[Dataset entries]
--------------------------------------------------

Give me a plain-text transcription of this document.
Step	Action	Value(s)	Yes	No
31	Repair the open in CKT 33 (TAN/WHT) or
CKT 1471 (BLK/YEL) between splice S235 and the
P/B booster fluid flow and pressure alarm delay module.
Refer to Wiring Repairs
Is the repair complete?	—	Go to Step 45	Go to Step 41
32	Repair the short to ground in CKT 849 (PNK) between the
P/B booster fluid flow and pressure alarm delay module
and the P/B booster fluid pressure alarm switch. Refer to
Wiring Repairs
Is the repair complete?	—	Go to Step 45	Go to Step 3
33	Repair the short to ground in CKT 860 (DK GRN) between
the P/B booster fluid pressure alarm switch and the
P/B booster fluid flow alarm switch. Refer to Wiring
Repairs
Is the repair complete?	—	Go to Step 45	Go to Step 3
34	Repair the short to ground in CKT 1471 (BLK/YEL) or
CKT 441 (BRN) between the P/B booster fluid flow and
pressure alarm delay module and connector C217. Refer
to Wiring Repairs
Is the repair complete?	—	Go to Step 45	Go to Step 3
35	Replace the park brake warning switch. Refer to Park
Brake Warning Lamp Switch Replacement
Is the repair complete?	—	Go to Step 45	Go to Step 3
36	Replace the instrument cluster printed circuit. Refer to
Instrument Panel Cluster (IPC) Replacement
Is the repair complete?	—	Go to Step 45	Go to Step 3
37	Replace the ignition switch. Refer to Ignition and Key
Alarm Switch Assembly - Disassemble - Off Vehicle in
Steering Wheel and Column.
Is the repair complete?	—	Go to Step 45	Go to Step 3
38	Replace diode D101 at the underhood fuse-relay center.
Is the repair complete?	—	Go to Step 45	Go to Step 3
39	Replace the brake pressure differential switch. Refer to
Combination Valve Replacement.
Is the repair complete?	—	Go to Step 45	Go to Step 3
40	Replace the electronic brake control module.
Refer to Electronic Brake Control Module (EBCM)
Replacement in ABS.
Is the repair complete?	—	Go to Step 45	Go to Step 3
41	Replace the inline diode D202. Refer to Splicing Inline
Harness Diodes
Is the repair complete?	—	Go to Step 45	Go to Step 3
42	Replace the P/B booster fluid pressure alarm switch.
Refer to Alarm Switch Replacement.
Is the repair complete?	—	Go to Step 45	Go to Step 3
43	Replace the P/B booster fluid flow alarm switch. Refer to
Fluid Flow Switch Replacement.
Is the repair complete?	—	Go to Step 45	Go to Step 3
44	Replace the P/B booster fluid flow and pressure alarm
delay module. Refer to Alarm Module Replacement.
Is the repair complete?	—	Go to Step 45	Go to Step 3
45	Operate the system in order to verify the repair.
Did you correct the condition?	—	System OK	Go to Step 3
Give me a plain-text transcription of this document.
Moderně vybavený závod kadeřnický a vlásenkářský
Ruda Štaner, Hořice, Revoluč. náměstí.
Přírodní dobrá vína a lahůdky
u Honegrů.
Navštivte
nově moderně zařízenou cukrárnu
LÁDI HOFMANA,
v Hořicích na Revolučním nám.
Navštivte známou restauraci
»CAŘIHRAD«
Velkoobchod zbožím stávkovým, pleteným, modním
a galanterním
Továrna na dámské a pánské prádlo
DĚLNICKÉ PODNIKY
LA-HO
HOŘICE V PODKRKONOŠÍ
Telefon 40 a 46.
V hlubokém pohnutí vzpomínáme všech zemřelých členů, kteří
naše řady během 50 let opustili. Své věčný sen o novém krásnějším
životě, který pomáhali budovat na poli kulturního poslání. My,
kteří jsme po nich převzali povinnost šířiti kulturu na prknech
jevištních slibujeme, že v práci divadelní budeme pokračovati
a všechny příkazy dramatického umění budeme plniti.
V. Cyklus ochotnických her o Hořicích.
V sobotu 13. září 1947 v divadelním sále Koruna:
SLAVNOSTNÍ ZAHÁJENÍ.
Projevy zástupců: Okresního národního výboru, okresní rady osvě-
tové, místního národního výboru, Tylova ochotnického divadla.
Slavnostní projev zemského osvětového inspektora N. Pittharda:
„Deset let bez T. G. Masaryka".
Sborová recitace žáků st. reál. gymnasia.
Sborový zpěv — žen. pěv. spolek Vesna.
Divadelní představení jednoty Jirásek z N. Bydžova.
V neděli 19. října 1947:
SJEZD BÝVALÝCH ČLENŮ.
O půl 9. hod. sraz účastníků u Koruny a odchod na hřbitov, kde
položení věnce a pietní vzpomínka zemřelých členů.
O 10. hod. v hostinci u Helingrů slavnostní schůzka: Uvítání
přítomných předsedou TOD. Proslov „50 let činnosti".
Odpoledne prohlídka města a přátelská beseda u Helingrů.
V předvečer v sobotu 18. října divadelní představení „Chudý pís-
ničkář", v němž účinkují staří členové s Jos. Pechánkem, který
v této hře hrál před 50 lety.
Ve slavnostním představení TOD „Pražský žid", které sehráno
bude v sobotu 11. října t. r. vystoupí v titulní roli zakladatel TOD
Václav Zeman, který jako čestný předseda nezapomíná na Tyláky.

--------------------------------------------------

▶ **What the exercise asks**:
All of the records must be repeated exactly.

▶ **Problem solution**:
Give me a plain-text transcription of this document.
Step	Action	Value(s)	Yes	No
31	Repair the open in CKT 33 (TAN/WHT) or
CKT 1471 (BLK/YEL) between splice S235 and the
P/B booster fluid flow and pressure alarm delay module.
Refer to Wiring Repairs
Is the repair complete?	—	Go to Step 45	Go to Step 41
32	Repair the short to ground in CKT 849 (PNK) between the
P/B booster fluid flow and pressure alarm delay module
and the P/B booster fluid pressure alarm switch. Refer to
Wiring Repairs
Is the repair complete?	—	Go to Step 45	Go to Step 3
33	Repair the short to ground in CKT 860 (DK GRN) between
the P/B booster fluid pressure alarm switch and the
P/B booster fluid flow alarm switch. Refer to Wiring
Repairs
Is the repair complete?	—	Go to Step 45	Go to Step 3
34	Repair the short to ground in CKT 1471 (BLK/YEL) or
CKT 441 (BRN) between the P/B booster fluid flow and
pressure alarm delay module and connector C217. Refer
to Wiring Repairs
Is the repair complete?	—	Go to Step 45	Go to Step 3
35	Replace the park brake warning switch. Refer to Park
Brake Warning Lamp Switch Replacement
Is the repair complete?	—	Go to Step 45	Go to Step 3
36	Replace the instrument cluster printed circuit. Refer to
Instrument Panel Cluster (IPC) Replacement
Is the repair complete?	—	Go to Step 45	Go to Step 3
37	Replace the ignition switch. Refer to Ignition and Key
Alarm Switch Assembly - Disassemble - Off Vehicle in
Steering Wheel and Column.
Is the repair complete?	—	Go to Step 45	Go to Step 3
38	Replace diode D101 at the underhood fuse-relay center.
Is the repair complete?	—	Go to Step 45	Go to Step 3
39	Replace the brake pressure differential switch. Refer to
Combination Valve Replacement.
Is the repair complete?	—	Go to Step 45	Go to Step 3
40	Replace the electronic brake control module.
Refer to Electronic Brake Control Module (EBCM)
Replacement in ABS.
Is the repair complete?	—	Go to Step 45	Go to Step 3
41	Replace the inline diode D202. Refer to Splicing Inline
Harness Diodes
Is the repair complete?	—	Go to Step 45	Go to Step 3
42	Replace the P/B booster fluid pressure alarm switch.
Refer to Alarm Switch Replacement.
Is the repair complete?	—	Go to Step 45	Go to Step 3
43	Replace the P/B booster fluid flow alarm switch. Refer to
Fluid Flow Switch Replacement.
Is the repair complete?	—	Go to Step 45	Go to Step 3
44	Replace the P/B booster fluid flow and pressure alarm
delay module. Refer to Alarm Module Replacement.
Is the repair complete?	—	Go to Step 45	Go to Step 3
45	Operate the system in order to verify the repair.
Did you correct the condition?	—	System OK	Go to Step 3
Give me a plain-text transcription of this document.
Moderně vybavený závod kadeřnický a vlásenkářský
Ruda Štaner, Hořice, Revoluč. náměstí.
Přírodní dobrá vína a lahůdky
u Honegrů.
Navštivte
nově moderně zařízenou cukrárnu
LÁDI HOFMANA,
v Hořicích na Revolučním nám.
Navštivte známou restauraci
»CAŘIHRAD«
Velkoobchod zbožím stávkovým, pleteným, modním
a galanterním
Továrna na dámské a pánské prádlo
DĚLNICKÉ PODNIKY
LA-HO
HOŘICE V PODKRKONOŠÍ
Telefon 40 a 46.
V hlubokém pohnutí vzpomínáme všech zemřelých členů, kteří
naše řady během 50 let opustili. Své věčný sen o novém krásnějším
životě, který pomáhali budovat na poli kulturního poslání. My,
kteří jsme po nich převzali povinnost šířiti kulturu na prknech
jevištních slibujeme, že v práci divadelní budeme pokračovati
a všechny příkazy dramatického umění budeme plniti.
V. Cyklus ochotnických her o Hořicích.
V sobotu 13. září 1947 v divadelním sále Koruna:
SLAVNOSTNÍ ZAHÁJENÍ.
Projevy zástupců: Okresního národního výboru, okresní rady osvě-
tové, místního národního výboru, Tylova ochotnického divadla.
Slavnostní projev zemského osvětového inspektora N. Pittharda:
„Deset let bez T. G. Masaryka".
Sborová recitace žáků st. reál. gymnasia.
Sborový zpěv — žen. pěv. spolek Vesna.
Divadelní představení jednoty Jirásek z N. Bydžova.
V neděli 19. října 1947:
SJEZD BÝVALÝCH ČLENŮ.
O půl 9. hod. sraz účastníků u Koruny a odchod na hřbitov, kde
položení věnce a pietní vzpomínka zemřelých členů.
O 10. hod. v hostinci u Helingrů slavnostní schůzka: Uvítání
přítomných předsedou TOD. Proslov „50 let činnosti".
Odpoledne prohlídka města a přátelská beseda u Helingrů.
V předvečer v sobotu 18. října divadelní představení „Chudý pís-
ničkář", v němž účinkují staří členové s Jos. Pechánkem, který
v této hře hrál před 50 lety.
Ve slavnostním představení TOD „Pražský žid", které sehráno
bude v sobotu 11. října t. r. vystoupí v titulní roli zakladatel TOD
Václav Zeman, který jako čestný předseda nezapomíná na Tyláky.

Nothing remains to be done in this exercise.